• [EXTRAIT DU TEXTE]
------------------------------------------------------------
Des bosozokus un brin poseurs :

Enfin l’inévitabe salary man au masque d’impassibilité déjà à l’épreuve de la journée :

Le terme « masque » n’est d’ailleurs pas mal choisi tant la technique de Gilden semble avoir pour conséquence d’accentuer, parfois jusqu’à la caricature, les sentiments de ses sujets. Et même lorsqu’il n’y a pas vraiment de sentiment d’exprimé, eh bien on peut toujours parler de masques :

Travesti à Shinjuku

SDF dormant au milieu d’une rue.

Finalement, la technique de Gilden convient parfaitement à ses sujets puisqu’elle est à l’image de leurs sentiments. Elle n’a rien à cacher, elle est ostensible, volontiers outrancière, un brin vulgaire, à l’image du monde moderne finalement. Reconnaissons à Gilden au moins deux qualités : celui d’avoir trouvé un style certes contestable mais original, et de ne pas avoir bâti sa carrière sur ce style unique puisque Gilden s’est aussi avéré être un excellent photo-journaliste. On n’en dira pas autant de ses épigones, d’un Charlie Kirk par exemple dont les photos prises à Tokyo sont aisément visibles sur internet. Rien à dire sur celles-ci, elles sont très souvent réussies. Mais ce qui me fait un peu tiquer chez le personnage, c’est une bonne petite fatuité qui suggère qu’en matière de photo de rue, au-delà de sa façon de faire, point de salut. Manière de se mettre au-dessus de la mêlée, bien conscient du fait que tout le monde n’a pas le cran de prendre des photos d’une manière agressive. Le gars se répand ainsi dans un docu qui lui est consacré sur Vimeo (mais devenu depuis peu réservé à quelques « happy few »). On y voit notamment un Charlie Kirk palabrant chez lui devant une grosse collec’ de photobooks et affirmant que Daido Moriyama, oui il connaît mais bof, bof, que le hip shot ça l’intéresse pas, que le numérique c’est pas bon, etc. On a alors la curieuse impression d’être forcément un naze si l’on ne pratique pas la photo in-your-face. Et je passe sur les scènes où on le voit à Shibuya shootant agressivement les passants, le regard dénué de tout contact expressif pour créer un semblant de contac et le gros casque audio plaqué sur les oreilles pour couper court à toute tentative d’explication. Quant à Eric Kim :

… autre style mais même problème. Pas de visage fermé mais une gueule tout sourire, toutes dents dehors pour donner un semblant de change aux éventuels regards courroucés. Evidemment, comme dit Charlie, « seul le résultat compte ». Moi, je veux bien, mais si cela doit forcément passer par coller une étiquette de beauf trou du cul à tout photographe de rue, j’avoue hésiter à adopter pareille méthode.
------------------------------------------------------------
• [CONTENU DES DONNÉES]

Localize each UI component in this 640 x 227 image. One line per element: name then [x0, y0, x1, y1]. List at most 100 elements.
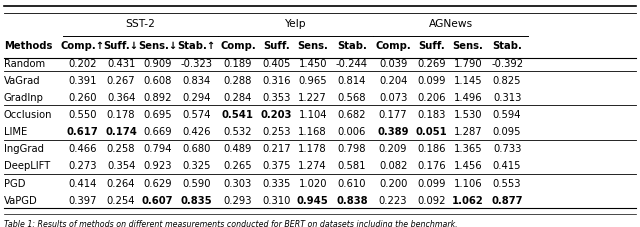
------------------------------------------------------------
• [TÂCHES À FAIRE]
- a) Reproduisez le passage du texte sur la photographie de rue de Gilden qui commence par « Enfin l’inévitabe salary » et se poursuit jusqu'à « milieu d’une rue. ».
- b) Rédigez la suite du texte sur la photographie de rue de Gilden, à partir de sa dernière phrase.

• [LES RÉPONSES]
- a)
Enfin l’inévitabe salary man au masque d’impassibilité déjà à l’épreuve de la journée :

Le terme « masque » n’est d’ailleurs pas mal choisi tant la technique de Gilden semble avoir pour conséquence d’accentuer, parfois jusqu’à la caricature, les sentiments de ses sujets. Et même lorsqu’il n’y a pas vraiment de sentiment d’exprimé, eh bien on peut toujours parler de masques :

Travesti à Shinjuku

SDF dormant au milieu d’une rue.

- b)
Oui, rien de simple décidément dans l’art de Bruce Gilden. Je n’échangerais pas dix de ses photos contre une seule d’HCB et pourtant, difficile de ne pas éprouver une certaine fascination devant cette collection de trognes éberlués ou plongées dans leurs pensées. Peut-être est-ce dû aussi qu’au-delà de la paire de couilles que sa technique demande (2), Gilden est indéniablement doué pour faire ce qui est finalement la qualité n°1 d’un bon photographe de rue : aller chercher les occasions.

Sur ce, bon W-E, rendez-vous dans quelques jours pour un article où il y aura quelques belles paires…

Nan mémé, te fatigue pas, un peu plus pinky violence les paires.

(1) Et d’une manière générale, la photo de rue a toujours posé débat en ce qui concerne l’idée même de prendre en photo quelqu’un qui n’a rien demandé à personne.

(2) Et pourtant, étonnamment, Gilden est toujours bien vivant, tout comme Mark Cohen :

… autre photographe de rue adepte du pan-dans-la-gueule. Dans les vidéos présentes dans cet article, il est étonnant de voir la passivité des sujets, passivité semble-t-il confirmée par les deux photographes et, plus généralement, ceux qui pratique la photographie de rue de manière moins agressive. Aller au clash peut arriver, mais cela reste très improbable. Bon après, concernant Gilden, il faut reconnaître qu’il est taillé comme un footballeur de NHL et qu’il possède un grand sens de la communication pour calmer le jeu quand ça devient houleux. Reste que j’ai toujours été sceptique dans la sincérité de la chaleur qu’il dégage dans ces moments-là. Type vraiment sympa ou jocrisse manipulateur  qui veut sauver ses miches ? A vous de voir.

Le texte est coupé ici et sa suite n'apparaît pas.